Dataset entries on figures
::::::

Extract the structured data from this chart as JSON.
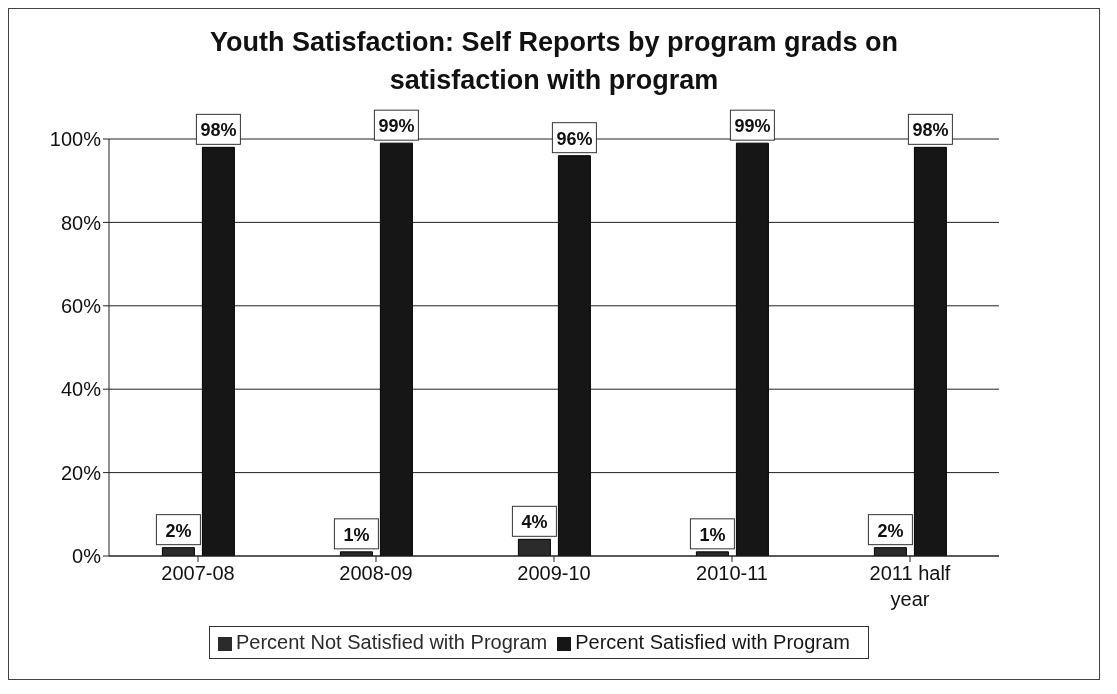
{
  "chart_data": {
    "type": "bar",
    "title": "Youth Satisfaction: Self Reports by program grads on satisfaction with program",
    "categories": [
      "2007-08",
      "2008-09",
      "2009-10",
      "2010-11",
      "2011 half year"
    ],
    "series": [
      {
        "name": "Percent Not Satisfied with Program",
        "color": "#2b2b2b",
        "values": [
          2,
          1,
          4,
          1,
          2
        ],
        "value_labels": [
          "2%",
          "1%",
          "4%",
          "1%",
          "2%"
        ]
      },
      {
        "name": "Percent Satisfied with Program",
        "color": "#161616",
        "values": [
          98,
          99,
          96,
          99,
          98
        ],
        "value_labels": [
          "98%",
          "99%",
          "96%",
          "99%",
          "98%"
        ]
      }
    ],
    "ylim": [
      0,
      100
    ],
    "yticks": [
      {
        "value": 0,
        "label": "0%"
      },
      {
        "value": 20,
        "label": "20%"
      },
      {
        "value": 40,
        "label": "40%"
      },
      {
        "value": 60,
        "label": "60%"
      },
      {
        "value": 80,
        "label": "80%"
      },
      {
        "value": 100,
        "label": "100%"
      }
    ],
    "grid": "y",
    "legend": "bottom"
  }
}
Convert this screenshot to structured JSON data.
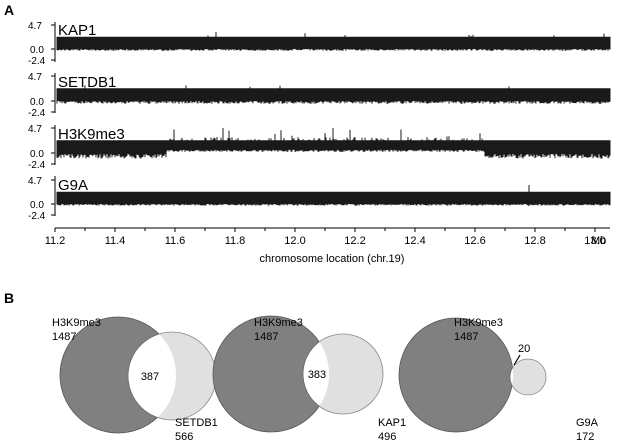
{
  "panel_a": {
    "letter": "A",
    "tracks": [
      {
        "name": "KAP1",
        "y_ticks": [
          "4.7",
          "0.0",
          "-2.4"
        ]
      },
      {
        "name": "SETDB1",
        "y_ticks": [
          "4.7",
          "0.0",
          "-2.4"
        ]
      },
      {
        "name": "H3K9me3",
        "y_ticks": [
          "4.7",
          "0.0",
          "-2.4"
        ]
      },
      {
        "name": "G9A",
        "y_ticks": [
          "4.7",
          "0.0",
          "-2.4"
        ]
      }
    ],
    "x_ticks": [
      "11.2",
      "11.4",
      "11.6",
      "11.8",
      "12.0",
      "12.2",
      "12.4",
      "12.6",
      "12.8",
      "13.0"
    ],
    "x_unit": "Mb",
    "xlabel": "chromosome location (chr.19)"
  },
  "panel_b": {
    "letter": "B",
    "venns": [
      {
        "a_name": "H3K9me3",
        "a_count": "1487",
        "b_name": "SETDB1",
        "b_count": "566",
        "overlap": "387"
      },
      {
        "a_name": "H3K9me3",
        "a_count": "1487",
        "b_name": "KAP1",
        "b_count": "496",
        "overlap": "383"
      },
      {
        "a_name": "H3K9me3",
        "a_count": "1487",
        "b_name": "G9A",
        "b_count": "172",
        "overlap": "20"
      }
    ]
  },
  "chart_data": {
    "type": "area",
    "tracks": [
      {
        "name": "KAP1",
        "ylim": [
          -2.4,
          4.7
        ]
      },
      {
        "name": "SETDB1",
        "ylim": [
          -2.4,
          4.7
        ]
      },
      {
        "name": "H3K9me3",
        "ylim": [
          -2.4,
          4.7
        ]
      },
      {
        "name": "G9A",
        "ylim": [
          -2.4,
          4.7
        ]
      }
    ],
    "xlim": [
      11.2,
      13.05
    ],
    "xlabel": "chromosome location (chr.19)",
    "enriched_region": [
      11.57,
      12.63
    ],
    "colors": {
      "signal": "#000000",
      "circle_large": "#808080",
      "circle_small": "#e0e0e0",
      "overlap": "#ffffff"
    }
  }
}
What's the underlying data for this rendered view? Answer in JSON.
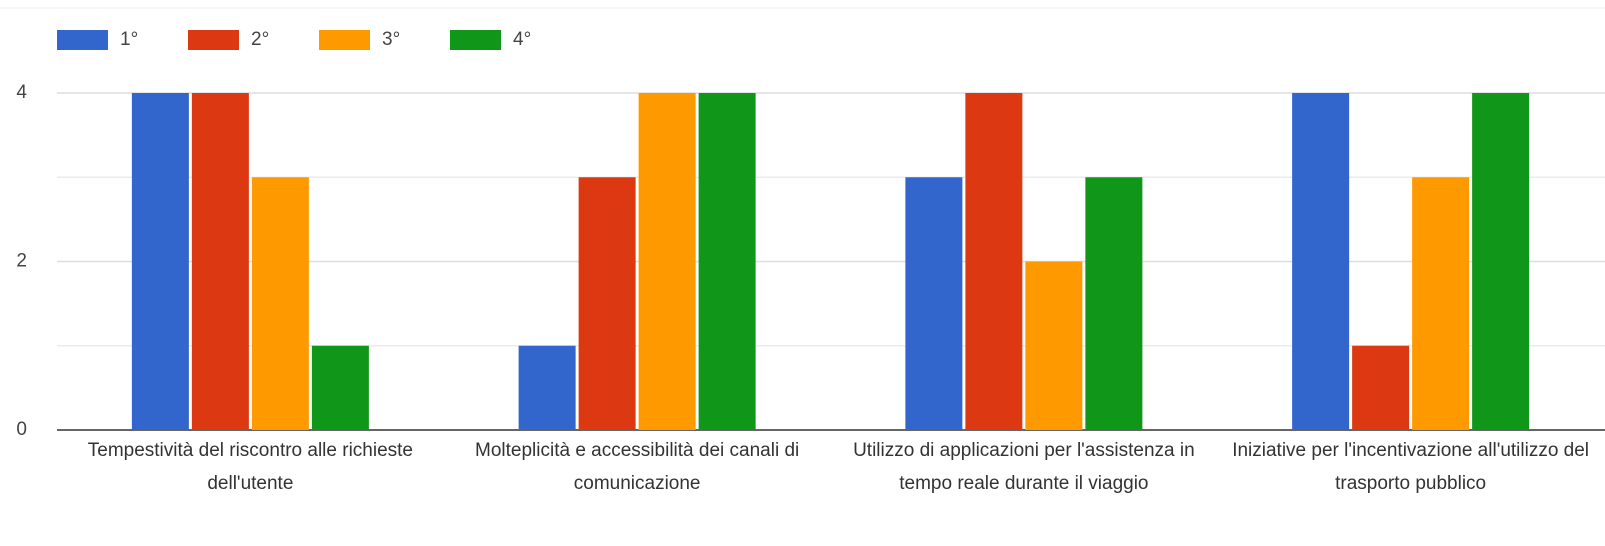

::::::

Exercise task: No pictures belong in the copy: reproduce exactly the lines above from the one that contains "Convert this screenshot" through the last line of the entries.

Output for this exercise:
Convert this screenshot to structured JSON data.
{
  "panel_a": {
    "letter": "A",
    "tracks": [
      {
        "name": "KAP1",
        "y_ticks": [
          "4.7",
          "0.0",
          "-2.4"
        ]
      },
      {
        "name": "SETDB1",
        "y_ticks": [
          "4.7",
          "0.0",
          "-2.4"
        ]
      },
      {
        "name": "H3K9me3",
        "y_ticks": [
          "4.7",
          "0.0",
          "-2.4"
        ]
      },
      {
        "name": "G9A",
        "y_ticks": [
          "4.7",
          "0.0",
          "-2.4"
        ]
      }
    ],
    "x_ticks": [
      "11.2",
      "11.4",
      "11.6",
      "11.8",
      "12.0",
      "12.2",
      "12.4",
      "12.6",
      "12.8",
      "13.0"
    ],
    "x_unit": "Mb",
    "xlabel": "chromosome location (chr.19)"
  },
  "panel_b": {
    "letter": "B",
    "venns": [
      {
        "a_name": "H3K9me3",
        "a_count": "1487",
        "b_name": "SETDB1",
        "b_count": "566",
        "overlap": "387"
      },
      {
        "a_name": "H3K9me3",
        "a_count": "1487",
        "b_name": "KAP1",
        "b_count": "496",
        "overlap": "383"
      },
      {
        "a_name": "H3K9me3",
        "a_count": "1487",
        "b_name": "G9A",
        "b_count": "172",
        "overlap": "20"
      }
    ]
  },
  "chart_data": {
    "type": "area",
    "tracks": [
      {
        "name": "KAP1",
        "ylim": [
          -2.4,
          4.7
        ]
      },
      {
        "name": "SETDB1",
        "ylim": [
          -2.4,
          4.7
        ]
      },
      {
        "name": "H3K9me3",
        "ylim": [
          -2.4,
          4.7
        ]
      },
      {
        "name": "G9A",
        "ylim": [
          -2.4,
          4.7
        ]
      }
    ],
    "xlim": [
      11.2,
      13.05
    ],
    "xlabel": "chromosome location (chr.19)",
    "enriched_region": [
      11.57,
      12.63
    ],
    "colors": {
      "signal": "#000000",
      "circle_large": "#808080",
      "circle_small": "#e0e0e0",
      "overlap": "#ffffff"
    }
  }
}
What's the underlying data for this rendered view? Answer in JSON.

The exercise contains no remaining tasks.